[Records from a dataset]

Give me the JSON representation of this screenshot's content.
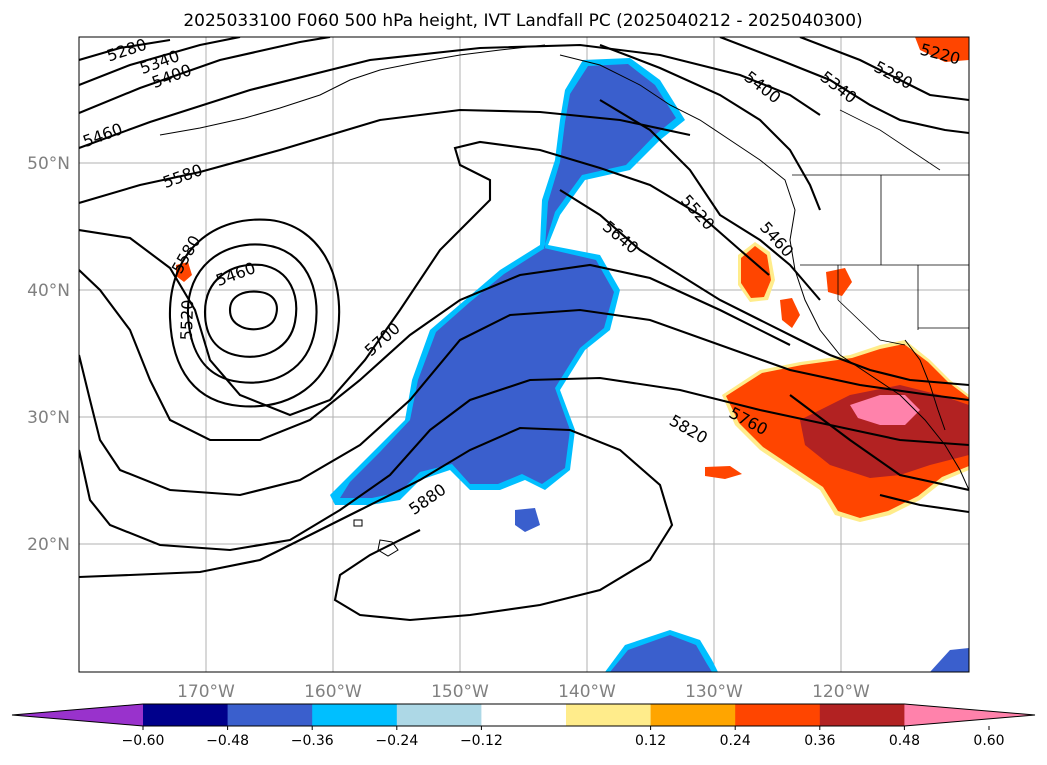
{
  "title": "2025033100 F060 500 hPa height, IVT Landfall PC (2025040212 - 2025040300)",
  "map": {
    "lon_range": [
      -180,
      -110
    ],
    "lat_range": [
      10,
      60
    ],
    "lat_ticks": [
      "50°N",
      "40°N",
      "30°N",
      "20°N"
    ],
    "lon_ticks": [
      "170°W",
      "160°W",
      "150°W",
      "140°W",
      "130°W",
      "120°W"
    ],
    "contour_labels": [
      "5280",
      "5340",
      "5400",
      "5460",
      "5580",
      "5580",
      "5520",
      "5460",
      "5700",
      "5640",
      "5520",
      "5460",
      "5400",
      "5340",
      "5280",
      "5220",
      "5760",
      "5820",
      "5880"
    ],
    "fill_colors": {
      "neg_strong": "#3a5fcd",
      "neg_mid": "#00bfff",
      "neg_weak": "#add8e6",
      "pos_weak": "#ffec8b",
      "pos_low": "#ffa500",
      "pos_mid": "#ff4500",
      "pos_high": "#b22222",
      "pos_max": "#ff82ab"
    }
  },
  "colorbar": {
    "colors": [
      "#9932cc",
      "#00008b",
      "#3a5fcd",
      "#00bfff",
      "#add8e6",
      "#ffffff",
      "#ffec8b",
      "#ffa500",
      "#ff4500",
      "#b22222",
      "#ff82ab"
    ],
    "tick_labels": [
      "−0.60",
      "−0.48",
      "−0.36",
      "−0.24",
      "−0.12",
      "0.12",
      "0.24",
      "0.36",
      "0.48",
      "0.60"
    ]
  }
}
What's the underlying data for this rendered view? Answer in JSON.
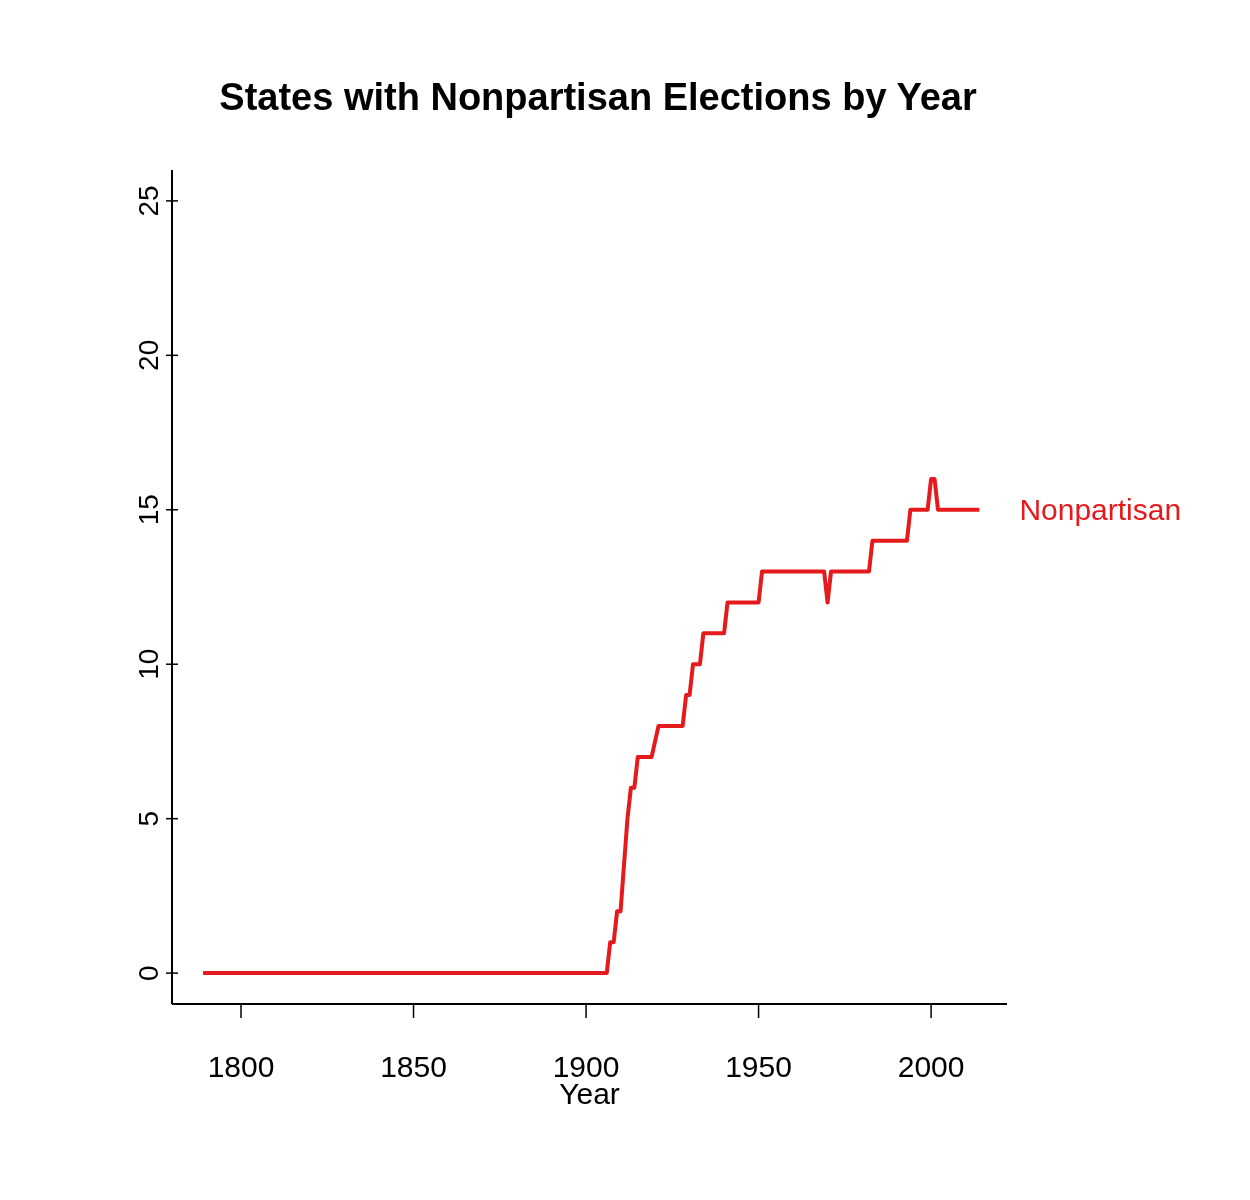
{
  "chart_data": {
    "type": "line",
    "title": "States with Nonpartisan Elections by Year",
    "xlabel": "Year",
    "series": [
      {
        "name": "Nonpartisan",
        "color": "#e41a1c",
        "x": [
          1789,
          1906,
          1907,
          1908,
          1909,
          1910,
          1912,
          1913,
          1914,
          1915,
          1919,
          1921,
          1928,
          1929,
          1930,
          1931,
          1933,
          1934,
          1940,
          1941,
          1950,
          1951,
          1969,
          1970,
          1971,
          1982,
          1983,
          1993,
          1994,
          1999,
          2000,
          2001,
          2002,
          2014
        ],
        "values": [
          0,
          0,
          1,
          1,
          2,
          2,
          5,
          6,
          6,
          7,
          7,
          8,
          8,
          9,
          9,
          10,
          10,
          11,
          11,
          12,
          12,
          13,
          13,
          12,
          13,
          13,
          14,
          14,
          15,
          15,
          16,
          16,
          15,
          15
        ]
      }
    ],
    "xlim": [
      1780,
      2022
    ],
    "xticks": [
      1800,
      1850,
      1900,
      1950,
      2000
    ],
    "ylim": [
      -1,
      26
    ],
    "yticks": [
      0,
      5,
      10,
      15,
      20,
      25
    ],
    "grid": false,
    "legend": false,
    "marker": "none",
    "line_style": "solid"
  }
}
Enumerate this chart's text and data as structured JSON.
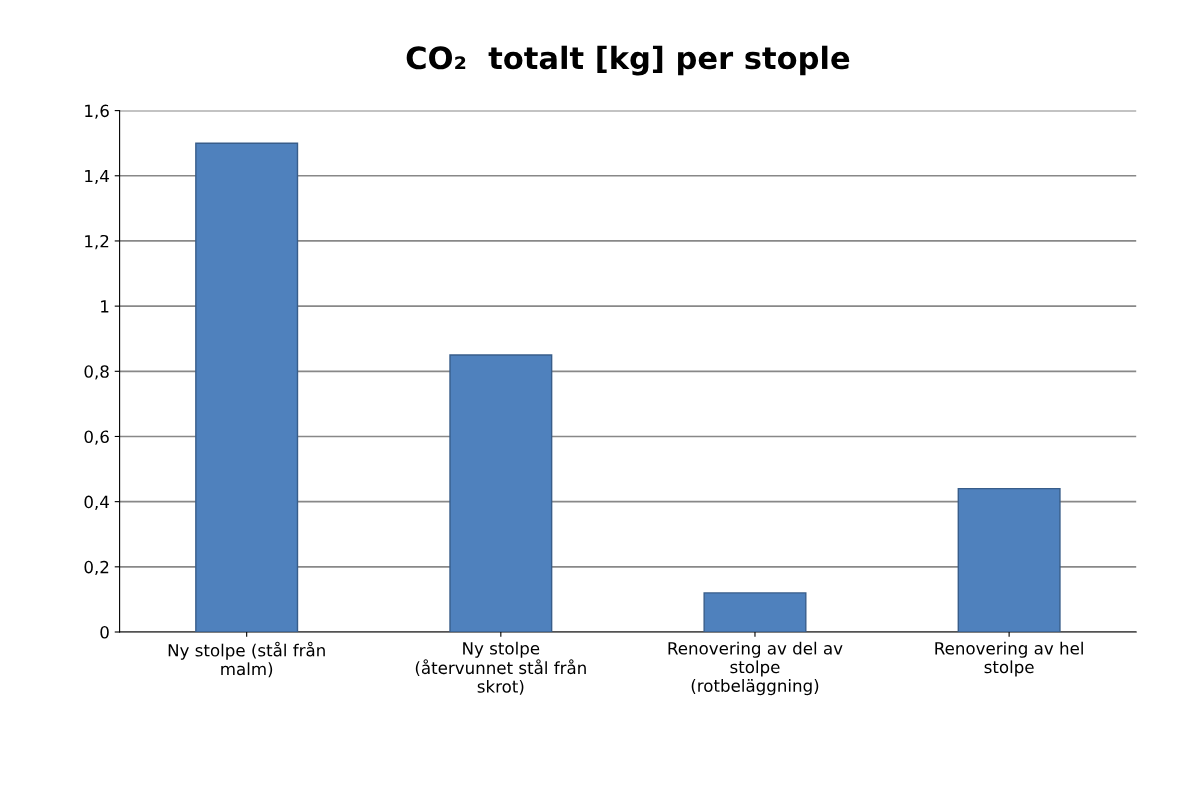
{
  "chart_data": {
    "type": "bar",
    "title": "CO₂  totalt [kg] per stople",
    "categories": [
      "Ny stolpe (stål från\nmalm)",
      "Ny stolpe\n(återvunnet stål från\nskrot)",
      "Renovering av del av\nstolpe\n(rotbeläggning)",
      "Renovering av hel\nstolpe"
    ],
    "values": [
      1.5,
      0.85,
      0.12,
      0.44
    ],
    "color": "#4f81bd",
    "ylim": [
      0,
      1.6
    ],
    "yticks": [
      0,
      {
        "value": 0.2,
        "label": "0,2"
      },
      {
        "value": 0.4,
        "label": "0,4"
      },
      {
        "value": 0.6,
        "label": "0,6"
      },
      {
        "value": 0.8,
        "label": "0,8"
      },
      1,
      {
        "value": 1.2,
        "label": "1,2"
      },
      {
        "value": 1.4,
        "label": "1,4"
      },
      {
        "value": 1.6,
        "label": "1,6"
      }
    ],
    "grid": "y",
    "legend": false
  }
}
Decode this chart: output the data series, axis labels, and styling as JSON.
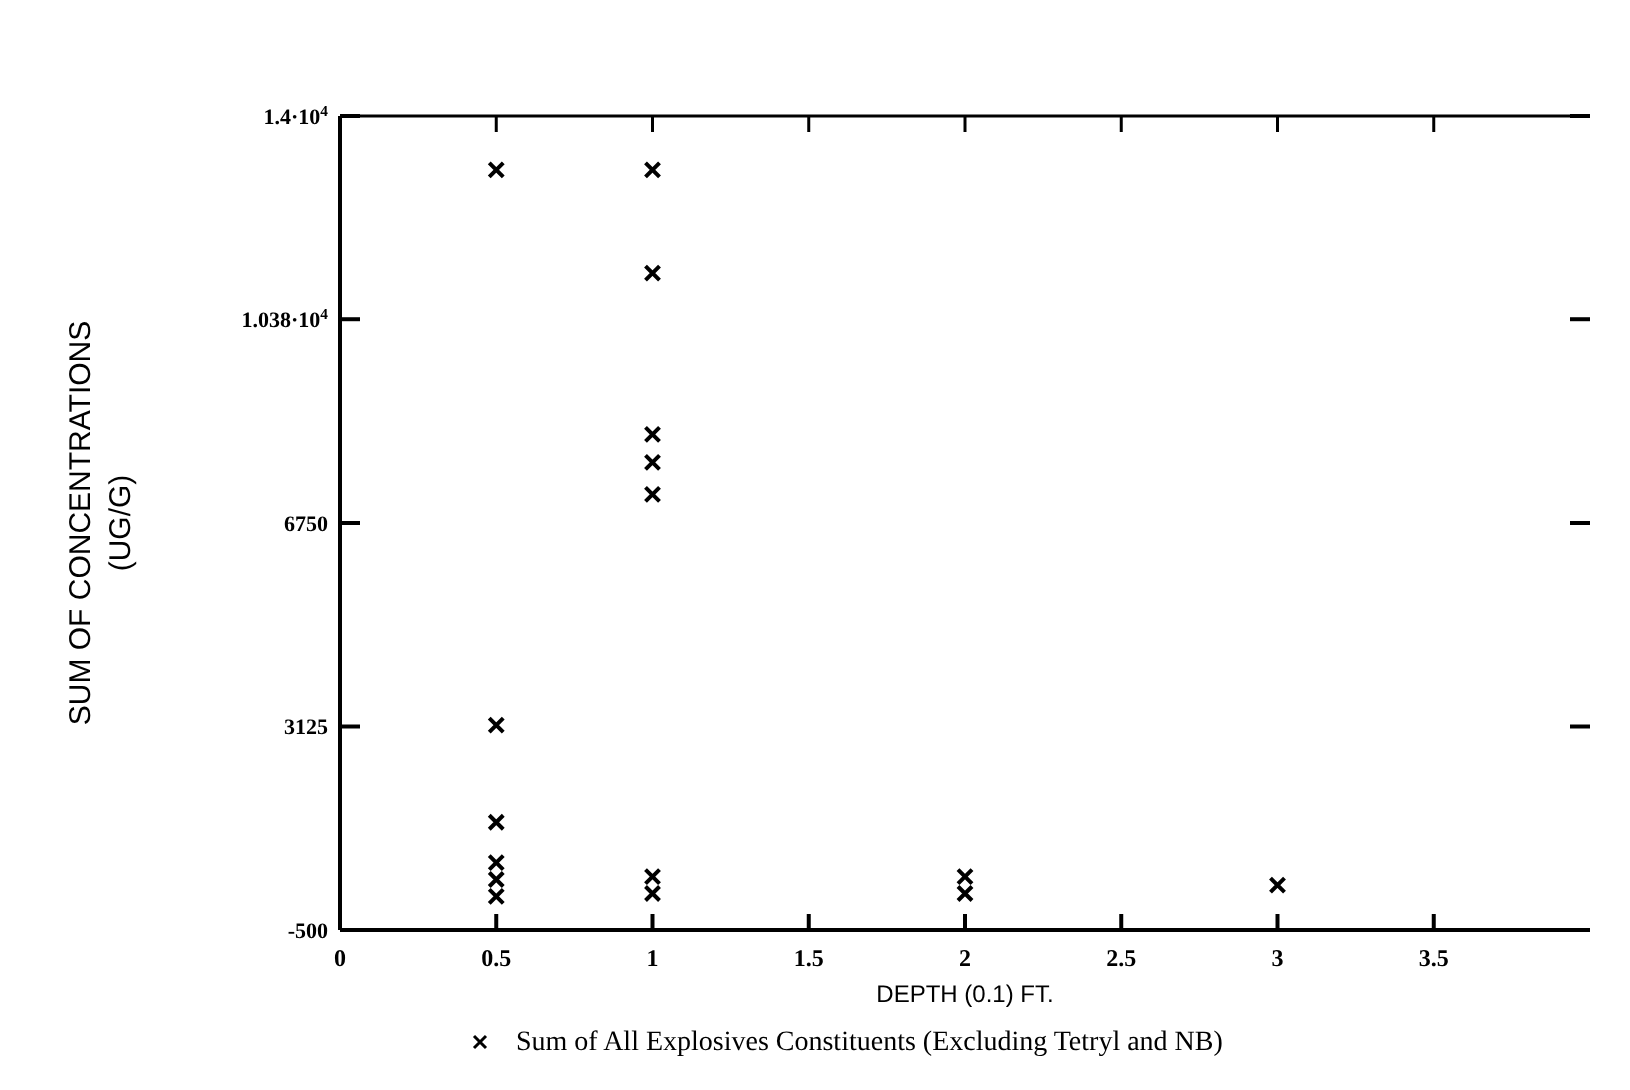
{
  "chart_data": {
    "type": "scatter",
    "xlabel": "DEPTH (0.1) FT.",
    "ylabel": "SUM OF CONCENTRATIONS (UG/G)",
    "marker": "cross",
    "legend": "bottom",
    "grid": false,
    "xlim": [
      0,
      4
    ],
    "xticks": [
      0,
      {
        "value": 0.5,
        "label": "0.5"
      },
      1,
      {
        "value": 1.5,
        "label": "1.5"
      },
      2,
      {
        "value": 2.5,
        "label": "2.5"
      },
      3,
      {
        "value": 3.5,
        "label": "3.5"
      }
    ],
    "ylim": [
      -500,
      14000
    ],
    "yticks": [
      -500,
      3125,
      6750,
      {
        "value": 10380,
        "label": "1.038·10$^{4}$"
      },
      {
        "value": 14000,
        "label": "1.4·10$^{4}$"
      }
    ],
    "series": [
      {
        "name": "Sum of All Explosives Constituents (Excluding Tetryl and NB)",
        "color": "#000000",
        "x": [
          0.5,
          0.5,
          0.5,
          0.5,
          0.5,
          0.5,
          1,
          1,
          1,
          1,
          1,
          1,
          1,
          2,
          2,
          3
        ],
        "values": [
          13040,
          3150,
          1420,
          700,
          400,
          100,
          13040,
          11200,
          8330,
          7830,
          7260,
          450,
          150,
          450,
          150,
          300
        ]
      }
    ]
  }
}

• EXERCISE INSTRUCTIONS: Copy out every line with the word "this".

• RESULT OF THE TASK:
Give me the JSON representation of this screenshot's content.
What's the underlying data for this rendered view? Answer in JSON.
Enumerate this chart's text and data as structured JSON.
Decode this chart: output the data series, axis labels, and styling as JSON.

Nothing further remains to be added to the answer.